Exclude the pictures; give every entry again exactly as written.

-- start --

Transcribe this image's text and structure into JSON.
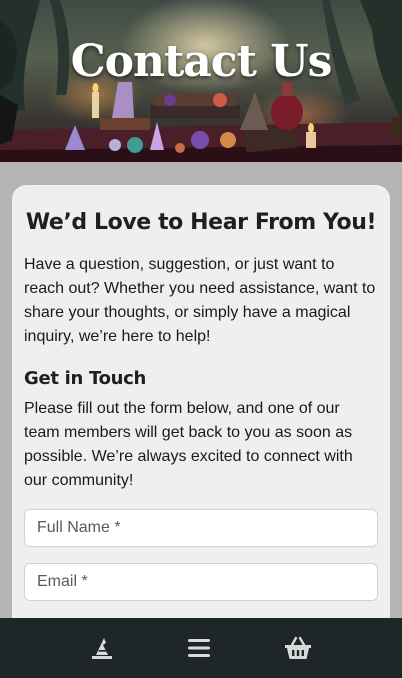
{
  "hero": {
    "title": "Contact Us"
  },
  "card": {
    "heading": "We’d Love to Hear From You!",
    "intro": "Have a question, suggestion, or just want to reach out? Whether you need assistance, want to share your thoughts, or simply have a magical inquiry, we’re here to help!",
    "get_in_touch": {
      "heading": "Get in Touch",
      "text": "Please fill out the form below, and one of our team members will get back to you as soon as possible. We’re always excited to connect with our community!"
    }
  },
  "form": {
    "full_name_placeholder": "Full Name *",
    "email_placeholder": "Email *"
  },
  "nav": {
    "items": [
      {
        "icon": "witch-hat-icon"
      },
      {
        "icon": "hamburger-menu-icon"
      },
      {
        "icon": "basket-icon"
      }
    ]
  },
  "colors": {
    "card_bg": "#efefef",
    "page_bg": "#b4b4b4",
    "nav_bg": "#1f2629",
    "nav_icon": "#d9d9d9"
  }
}
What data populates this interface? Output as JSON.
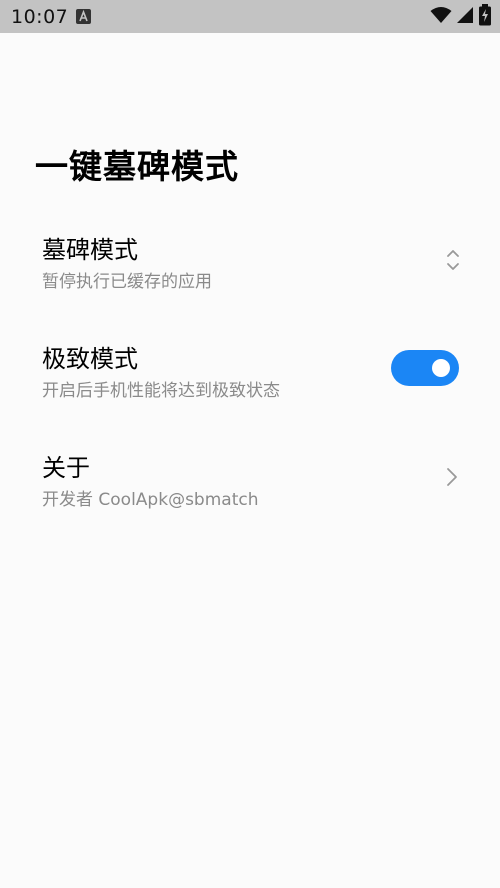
{
  "status_bar": {
    "time": "10:07",
    "notification_icon": "a-notification-icon",
    "icons": [
      "wifi-icon",
      "cellular-signal-icon",
      "battery-charging-icon"
    ]
  },
  "page": {
    "title": "一键墓碑模式"
  },
  "settings": [
    {
      "title": "墓碑模式",
      "subtitle": "暂停执行已缓存的应用",
      "control": "dropdown-updown-icon"
    },
    {
      "title": "极致模式",
      "subtitle": "开启后手机性能将达到极致状态",
      "control": "toggle",
      "enabled": true
    },
    {
      "title": "关于",
      "subtitle": "开发者 CoolApk@sbmatch",
      "control": "chevron-right-icon"
    }
  ],
  "colors": {
    "status_bar_bg": "#c3c3c3",
    "page_bg": "#fbfbfb",
    "accent": "#1b86f5",
    "subtitle": "#8a8a8a"
  }
}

-- end --

▶ Output of the task
Transcribe this image's text and structure into JSON.
{
  "hero": {
    "title": "Contact Us"
  },
  "card": {
    "heading": "We’d Love to Hear From You!",
    "intro": "Have a question, suggestion, or just want to reach out? Whether you need assistance, want to share your thoughts, or simply have a magical inquiry, we’re here to help!",
    "get_in_touch": {
      "heading": "Get in Touch",
      "text": "Please fill out the form below, and one of our team members will get back to you as soon as possible. We’re always excited to connect with our community!"
    }
  },
  "form": {
    "full_name_placeholder": "Full Name *",
    "email_placeholder": "Email *"
  },
  "nav": {
    "items": [
      {
        "icon": "witch-hat-icon"
      },
      {
        "icon": "hamburger-menu-icon"
      },
      {
        "icon": "basket-icon"
      }
    ]
  },
  "colors": {
    "card_bg": "#efefef",
    "page_bg": "#b4b4b4",
    "nav_bg": "#1f2629",
    "nav_icon": "#d9d9d9"
  }
}
What data populates this interface? Output as JSON.
{
  "status_bar": {
    "time": "10:07",
    "notification_icon": "a-notification-icon",
    "icons": [
      "wifi-icon",
      "cellular-signal-icon",
      "battery-charging-icon"
    ]
  },
  "page": {
    "title": "一键墓碑模式"
  },
  "settings": [
    {
      "title": "墓碑模式",
      "subtitle": "暂停执行已缓存的应用",
      "control": "dropdown-updown-icon"
    },
    {
      "title": "极致模式",
      "subtitle": "开启后手机性能将达到极致状态",
      "control": "toggle",
      "enabled": true
    },
    {
      "title": "关于",
      "subtitle": "开发者 CoolApk@sbmatch",
      "control": "chevron-right-icon"
    }
  ],
  "colors": {
    "status_bar_bg": "#c3c3c3",
    "page_bg": "#fbfbfb",
    "accent": "#1b86f5",
    "subtitle": "#8a8a8a"
  }
}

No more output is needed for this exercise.